• _Given exercise_: Check each line of the records below and collect those holding "about".

— begin Material to process —

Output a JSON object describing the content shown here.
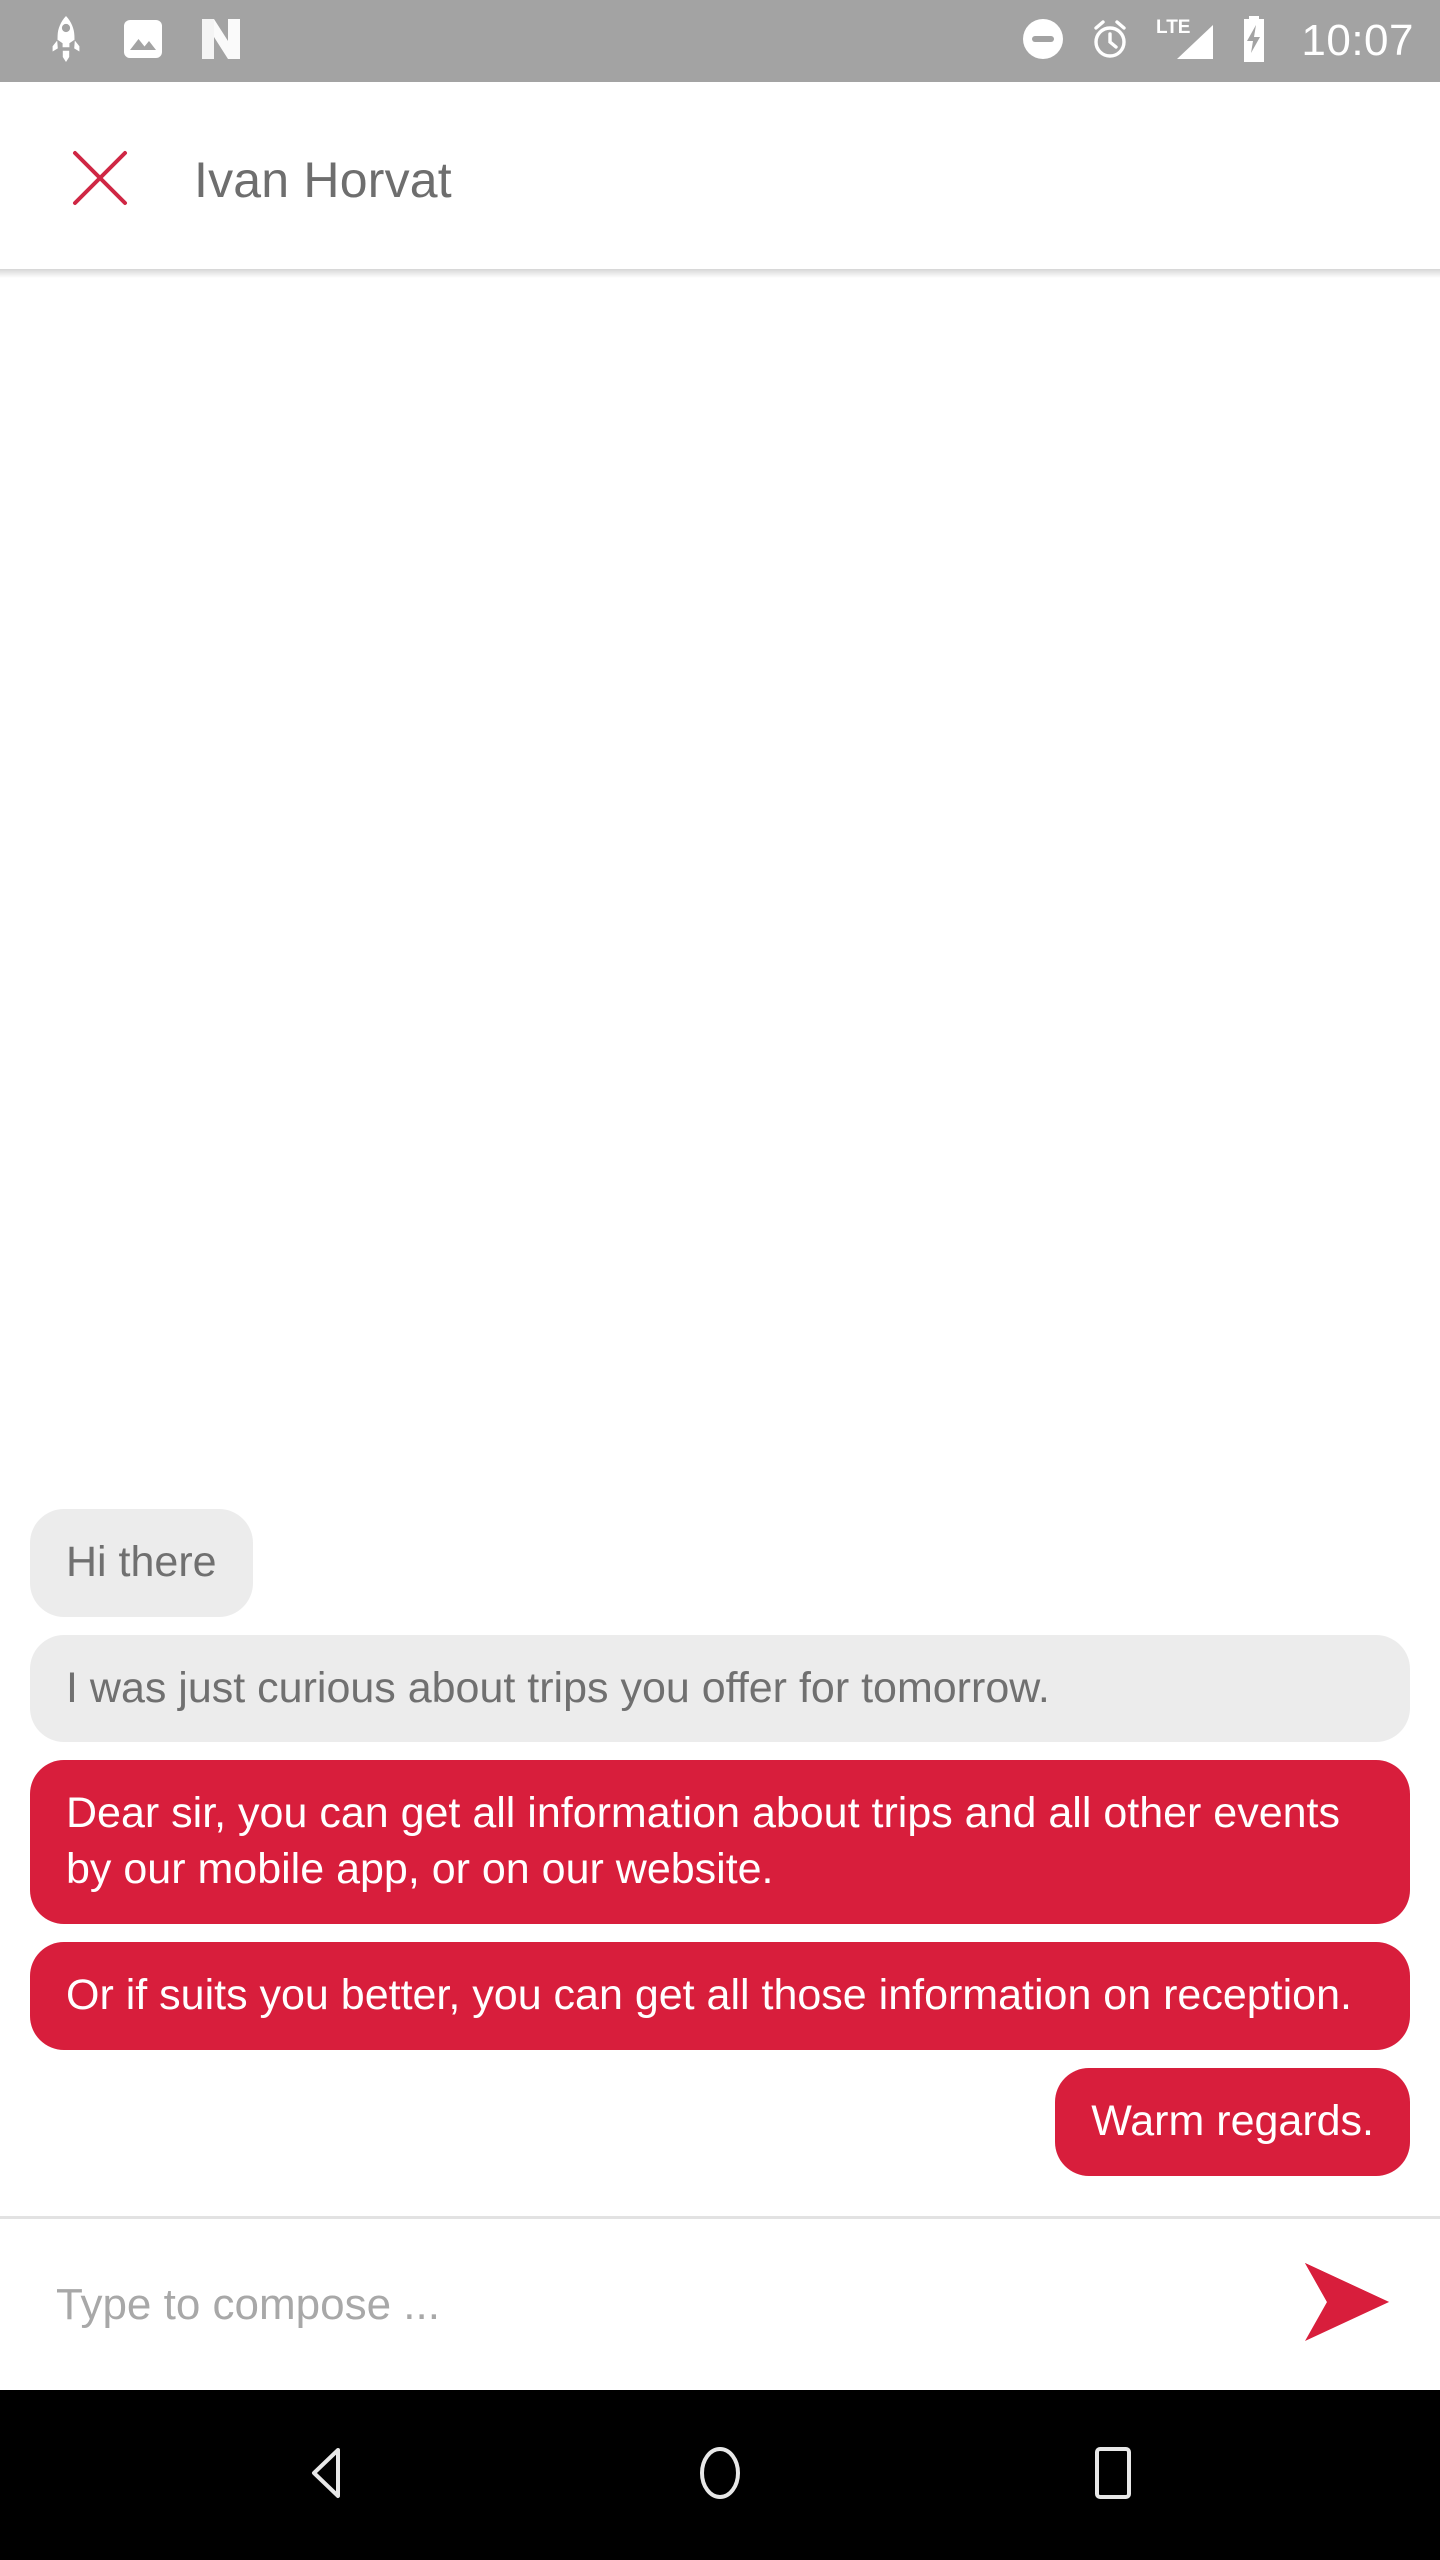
{
  "status_bar": {
    "left_icons": [
      "rocket-icon",
      "photo-icon",
      "android-n-icon"
    ],
    "right_icons": [
      "do-not-disturb-icon",
      "alarm-icon",
      "lte-signal-icon",
      "battery-charging-icon"
    ],
    "network_label": "LTE",
    "clock": "10:07",
    "background_color": "#a3a3a3"
  },
  "app_bar": {
    "close_icon": "close-icon",
    "title": "Ivan Horvat"
  },
  "conversation": {
    "messages": [
      {
        "direction": "incoming",
        "text": "Hi there",
        "wide": false
      },
      {
        "direction": "incoming",
        "text": "I was just curious about trips you offer for tomorrow.",
        "wide": true
      },
      {
        "direction": "outgoing",
        "text": "Dear sir, you can get all information about trips and all other events by our mobile app, or on our website.",
        "wide": true
      },
      {
        "direction": "outgoing",
        "text": "Or if suits you better, you can get all those information on reception.",
        "wide": true
      },
      {
        "direction": "outgoing",
        "text": "Warm regards.",
        "wide": false
      }
    ]
  },
  "compose": {
    "placeholder": "Type to compose ...",
    "value": "",
    "send_icon": "send-icon"
  },
  "nav_bar": {
    "back_label": "back-icon",
    "home_label": "home-icon",
    "recents_label": "recents-icon"
  },
  "colors": {
    "accent_red": "#d81e3c",
    "incoming_bubble": "#ececec",
    "incoming_text": "#707070",
    "outgoing_text": "#ffffff",
    "title_text": "#6e6e6e",
    "status_bar": "#a3a3a3",
    "nav_bar": "#000000"
  }
}
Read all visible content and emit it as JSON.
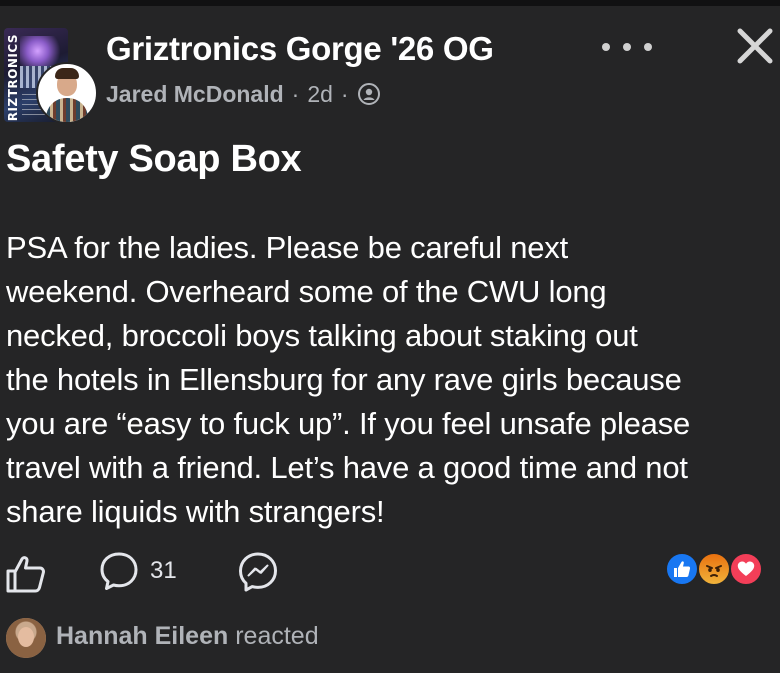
{
  "header": {
    "group_name": "Griztronics Gorge '26 OG",
    "group_cover_text": "GRIZTRONICS",
    "author_name": "Jared McDonald",
    "separator": "·",
    "time_ago": "2d",
    "audience_icon": "group-members-icon"
  },
  "post": {
    "title": "Safety Soap Box",
    "body_lines": [
      "PSA for the ladies. Please be careful next",
      "weekend. Overheard some of the CWU long",
      "necked, broccoli boys talking about staking out",
      "the hotels in Ellensburg for any rave girls because",
      "you are “easy to fuck up”. If you feel unsafe please",
      "travel with a friend. Let’s have a good time and not",
      "share liquids with strangers!"
    ]
  },
  "actions": {
    "comment_count": "31",
    "reactions": [
      "like",
      "angry",
      "love"
    ]
  },
  "reacted": {
    "name": "Hannah Eileen",
    "suffix": "reacted"
  },
  "colors": {
    "background": "#252526",
    "text_primary": "#ffffff",
    "text_secondary": "#b0b3b8",
    "like_blue": "#1877f2",
    "love_red": "#f33e58",
    "angry_orange": "#e9710f"
  }
}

— end Material to process —

• _Solution to this problem_:
        "text": "I was just curious about trips you offer for tomorrow.",
        "text": "Dear sir, you can get all information about trips and all other events by our mobile app, or on our website.",
      "necked, broccoli boys talking about staking out",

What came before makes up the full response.